Data entries
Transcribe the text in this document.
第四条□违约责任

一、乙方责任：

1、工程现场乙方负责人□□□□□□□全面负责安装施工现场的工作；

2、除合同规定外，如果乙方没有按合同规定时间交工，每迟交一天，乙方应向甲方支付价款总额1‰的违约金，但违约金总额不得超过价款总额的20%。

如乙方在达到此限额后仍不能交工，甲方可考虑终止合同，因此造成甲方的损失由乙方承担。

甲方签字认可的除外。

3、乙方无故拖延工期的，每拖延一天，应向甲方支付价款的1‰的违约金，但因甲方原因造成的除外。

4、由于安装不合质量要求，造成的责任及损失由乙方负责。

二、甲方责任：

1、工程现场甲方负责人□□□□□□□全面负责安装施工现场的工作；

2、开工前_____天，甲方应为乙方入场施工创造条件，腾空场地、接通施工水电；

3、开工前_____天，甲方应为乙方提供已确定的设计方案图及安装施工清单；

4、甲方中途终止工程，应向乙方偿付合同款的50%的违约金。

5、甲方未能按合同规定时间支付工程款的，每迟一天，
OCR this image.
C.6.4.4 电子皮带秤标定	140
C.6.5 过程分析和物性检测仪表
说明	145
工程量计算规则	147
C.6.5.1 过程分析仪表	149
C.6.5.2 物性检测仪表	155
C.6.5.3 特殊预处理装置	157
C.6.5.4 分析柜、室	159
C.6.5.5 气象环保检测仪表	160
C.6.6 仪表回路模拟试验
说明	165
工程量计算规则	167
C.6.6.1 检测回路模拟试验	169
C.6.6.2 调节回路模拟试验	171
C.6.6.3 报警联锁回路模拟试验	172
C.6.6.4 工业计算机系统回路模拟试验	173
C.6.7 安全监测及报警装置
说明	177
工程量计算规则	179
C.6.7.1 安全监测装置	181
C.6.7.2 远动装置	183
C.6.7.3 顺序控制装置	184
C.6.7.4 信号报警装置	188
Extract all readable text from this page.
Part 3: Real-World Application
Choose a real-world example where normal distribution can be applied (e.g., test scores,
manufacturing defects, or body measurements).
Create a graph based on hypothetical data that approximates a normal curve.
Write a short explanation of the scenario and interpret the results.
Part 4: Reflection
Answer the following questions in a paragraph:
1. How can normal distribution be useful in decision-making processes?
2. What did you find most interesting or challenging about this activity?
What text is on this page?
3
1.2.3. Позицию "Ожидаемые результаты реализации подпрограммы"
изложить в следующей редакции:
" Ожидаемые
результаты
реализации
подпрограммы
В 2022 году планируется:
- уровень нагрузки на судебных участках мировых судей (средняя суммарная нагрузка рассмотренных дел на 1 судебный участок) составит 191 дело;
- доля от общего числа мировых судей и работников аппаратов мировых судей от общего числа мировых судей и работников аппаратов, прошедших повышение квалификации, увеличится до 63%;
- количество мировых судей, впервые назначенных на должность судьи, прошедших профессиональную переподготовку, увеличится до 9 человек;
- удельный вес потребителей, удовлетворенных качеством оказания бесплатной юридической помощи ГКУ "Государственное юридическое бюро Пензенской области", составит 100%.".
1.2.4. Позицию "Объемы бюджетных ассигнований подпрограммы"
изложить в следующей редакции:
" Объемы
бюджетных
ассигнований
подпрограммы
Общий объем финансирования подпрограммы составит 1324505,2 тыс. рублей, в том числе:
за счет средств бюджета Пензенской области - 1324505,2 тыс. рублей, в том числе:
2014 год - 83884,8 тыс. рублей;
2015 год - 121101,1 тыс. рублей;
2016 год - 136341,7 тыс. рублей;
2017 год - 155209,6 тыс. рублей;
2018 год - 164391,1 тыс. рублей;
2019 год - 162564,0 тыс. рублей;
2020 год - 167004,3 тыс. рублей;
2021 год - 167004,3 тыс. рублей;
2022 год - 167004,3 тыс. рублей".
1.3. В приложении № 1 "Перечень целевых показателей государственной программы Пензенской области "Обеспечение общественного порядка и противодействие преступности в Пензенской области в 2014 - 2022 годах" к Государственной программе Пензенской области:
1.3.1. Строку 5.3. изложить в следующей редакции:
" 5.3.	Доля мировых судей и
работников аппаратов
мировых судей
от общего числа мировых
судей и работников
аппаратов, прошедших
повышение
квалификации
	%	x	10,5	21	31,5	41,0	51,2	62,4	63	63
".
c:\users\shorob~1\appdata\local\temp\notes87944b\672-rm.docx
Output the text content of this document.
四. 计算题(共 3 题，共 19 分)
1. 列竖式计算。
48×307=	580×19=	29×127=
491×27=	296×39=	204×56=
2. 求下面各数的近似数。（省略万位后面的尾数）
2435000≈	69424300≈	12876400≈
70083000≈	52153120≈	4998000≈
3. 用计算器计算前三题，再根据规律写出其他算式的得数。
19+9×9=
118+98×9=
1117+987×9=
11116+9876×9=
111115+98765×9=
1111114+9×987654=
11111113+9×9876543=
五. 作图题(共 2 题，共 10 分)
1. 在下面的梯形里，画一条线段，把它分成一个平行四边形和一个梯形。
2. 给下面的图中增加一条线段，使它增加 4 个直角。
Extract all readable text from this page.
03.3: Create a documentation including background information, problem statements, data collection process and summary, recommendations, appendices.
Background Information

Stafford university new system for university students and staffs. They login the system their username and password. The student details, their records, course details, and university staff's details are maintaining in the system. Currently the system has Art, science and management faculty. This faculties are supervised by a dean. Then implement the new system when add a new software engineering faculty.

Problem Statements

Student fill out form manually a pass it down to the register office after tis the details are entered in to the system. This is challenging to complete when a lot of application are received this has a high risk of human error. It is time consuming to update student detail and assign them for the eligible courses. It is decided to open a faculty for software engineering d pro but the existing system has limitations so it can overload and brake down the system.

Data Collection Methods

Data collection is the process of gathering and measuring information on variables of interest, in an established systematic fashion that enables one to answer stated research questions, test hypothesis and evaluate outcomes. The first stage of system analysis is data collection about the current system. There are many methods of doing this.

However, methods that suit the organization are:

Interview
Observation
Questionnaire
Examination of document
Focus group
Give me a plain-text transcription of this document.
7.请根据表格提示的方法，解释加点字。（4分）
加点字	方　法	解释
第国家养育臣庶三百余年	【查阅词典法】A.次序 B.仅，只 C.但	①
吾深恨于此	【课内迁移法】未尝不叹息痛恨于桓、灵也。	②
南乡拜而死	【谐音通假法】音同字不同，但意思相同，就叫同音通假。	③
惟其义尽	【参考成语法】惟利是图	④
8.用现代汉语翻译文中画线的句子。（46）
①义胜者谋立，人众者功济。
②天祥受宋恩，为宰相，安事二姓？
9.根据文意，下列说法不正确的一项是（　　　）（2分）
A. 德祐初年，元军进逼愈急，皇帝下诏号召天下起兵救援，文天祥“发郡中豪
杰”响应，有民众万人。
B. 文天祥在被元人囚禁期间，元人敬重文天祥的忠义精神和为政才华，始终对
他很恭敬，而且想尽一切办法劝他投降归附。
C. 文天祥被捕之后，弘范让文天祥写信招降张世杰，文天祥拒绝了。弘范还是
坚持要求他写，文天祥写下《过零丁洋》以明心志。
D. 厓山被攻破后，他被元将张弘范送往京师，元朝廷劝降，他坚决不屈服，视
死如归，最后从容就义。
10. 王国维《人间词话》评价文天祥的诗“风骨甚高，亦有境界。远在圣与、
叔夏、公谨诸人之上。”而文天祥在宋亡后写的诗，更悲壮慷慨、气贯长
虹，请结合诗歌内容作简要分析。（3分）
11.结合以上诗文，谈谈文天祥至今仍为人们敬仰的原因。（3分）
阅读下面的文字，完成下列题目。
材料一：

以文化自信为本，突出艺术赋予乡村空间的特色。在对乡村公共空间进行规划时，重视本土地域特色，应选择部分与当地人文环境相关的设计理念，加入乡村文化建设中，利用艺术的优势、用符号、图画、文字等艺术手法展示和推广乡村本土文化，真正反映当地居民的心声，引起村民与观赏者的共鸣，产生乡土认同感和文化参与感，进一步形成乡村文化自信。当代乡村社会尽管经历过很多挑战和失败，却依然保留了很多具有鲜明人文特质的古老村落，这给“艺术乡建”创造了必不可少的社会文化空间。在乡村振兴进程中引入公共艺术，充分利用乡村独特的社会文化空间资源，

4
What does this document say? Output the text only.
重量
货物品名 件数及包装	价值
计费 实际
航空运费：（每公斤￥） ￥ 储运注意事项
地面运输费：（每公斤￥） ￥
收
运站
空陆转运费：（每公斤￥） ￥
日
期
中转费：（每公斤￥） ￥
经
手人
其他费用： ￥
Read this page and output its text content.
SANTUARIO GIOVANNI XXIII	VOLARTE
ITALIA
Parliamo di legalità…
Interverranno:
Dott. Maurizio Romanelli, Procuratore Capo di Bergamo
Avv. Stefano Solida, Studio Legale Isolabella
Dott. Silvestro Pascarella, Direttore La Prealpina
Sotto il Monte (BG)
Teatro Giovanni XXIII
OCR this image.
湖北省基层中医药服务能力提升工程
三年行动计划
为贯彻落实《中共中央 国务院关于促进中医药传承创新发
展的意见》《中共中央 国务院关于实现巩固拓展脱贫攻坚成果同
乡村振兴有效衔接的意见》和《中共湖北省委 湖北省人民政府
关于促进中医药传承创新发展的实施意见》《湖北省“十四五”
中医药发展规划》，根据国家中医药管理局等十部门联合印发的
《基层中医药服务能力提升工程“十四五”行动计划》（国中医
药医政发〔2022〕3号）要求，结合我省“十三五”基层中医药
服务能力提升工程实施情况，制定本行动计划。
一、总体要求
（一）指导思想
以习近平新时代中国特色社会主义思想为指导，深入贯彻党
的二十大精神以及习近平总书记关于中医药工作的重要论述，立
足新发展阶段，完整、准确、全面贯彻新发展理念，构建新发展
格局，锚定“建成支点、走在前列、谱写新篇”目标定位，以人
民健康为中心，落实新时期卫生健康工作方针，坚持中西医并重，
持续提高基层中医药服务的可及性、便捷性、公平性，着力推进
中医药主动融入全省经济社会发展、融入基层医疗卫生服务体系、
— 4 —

Exercise directions:
Every line from the one containing "What does this" through the end of the data must be repeated exactly, and no other line.

Final result:
What does this document say? Output the text only.
重量
货物品名 件数及包装	价值
计费 实际
航空运费：（每公斤￥） ￥ 储运注意事项
地面运输费：（每公斤￥） ￥
收
运站
空陆转运费：（每公斤￥） ￥
日
期
中转费：（每公斤￥） ￥
经
手人
其他费用： ￥
Read this page and output its text content.
SANTUARIO GIOVANNI XXIII	VOLARTE
ITALIA
Parliamo di legalità…
Interverranno:
Dott. Maurizio Romanelli, Procuratore Capo di Bergamo
Avv. Stefano Solida, Studio Legale Isolabella
Dott. Silvestro Pascarella, Direttore La Prealpina
Sotto il Monte (BG)
Teatro Giovanni XXIII
OCR this image.
湖北省基层中医药服务能力提升工程
三年行动计划
为贯彻落实《中共中央 国务院关于促进中医药传承创新发
展的意见》《中共中央 国务院关于实现巩固拓展脱贫攻坚成果同
乡村振兴有效衔接的意见》和《中共湖北省委 湖北省人民政府
关于促进中医药传承创新发展的实施意见》《湖北省“十四五”
中医药发展规划》，根据国家中医药管理局等十部门联合印发的
《基层中医药服务能力提升工程“十四五”行动计划》（国中医
药医政发〔2022〕3号）要求，结合我省“十三五”基层中医药
服务能力提升工程实施情况，制定本行动计划。
一、总体要求
（一）指导思想
以习近平新时代中国特色社会主义思想为指导，深入贯彻党
的二十大精神以及习近平总书记关于中医药工作的重要论述，立
足新发展阶段，完整、准确、全面贯彻新发展理念，构建新发展
格局，锚定“建成支点、走在前列、谱写新篇”目标定位，以人
民健康为中心，落实新时期卫生健康工作方针，坚持中西医并重，
持续提高基层中医药服务的可及性、便捷性、公平性，着力推进
中医药主动融入全省经济社会发展、融入基层医疗卫生服务体系、
— 4 —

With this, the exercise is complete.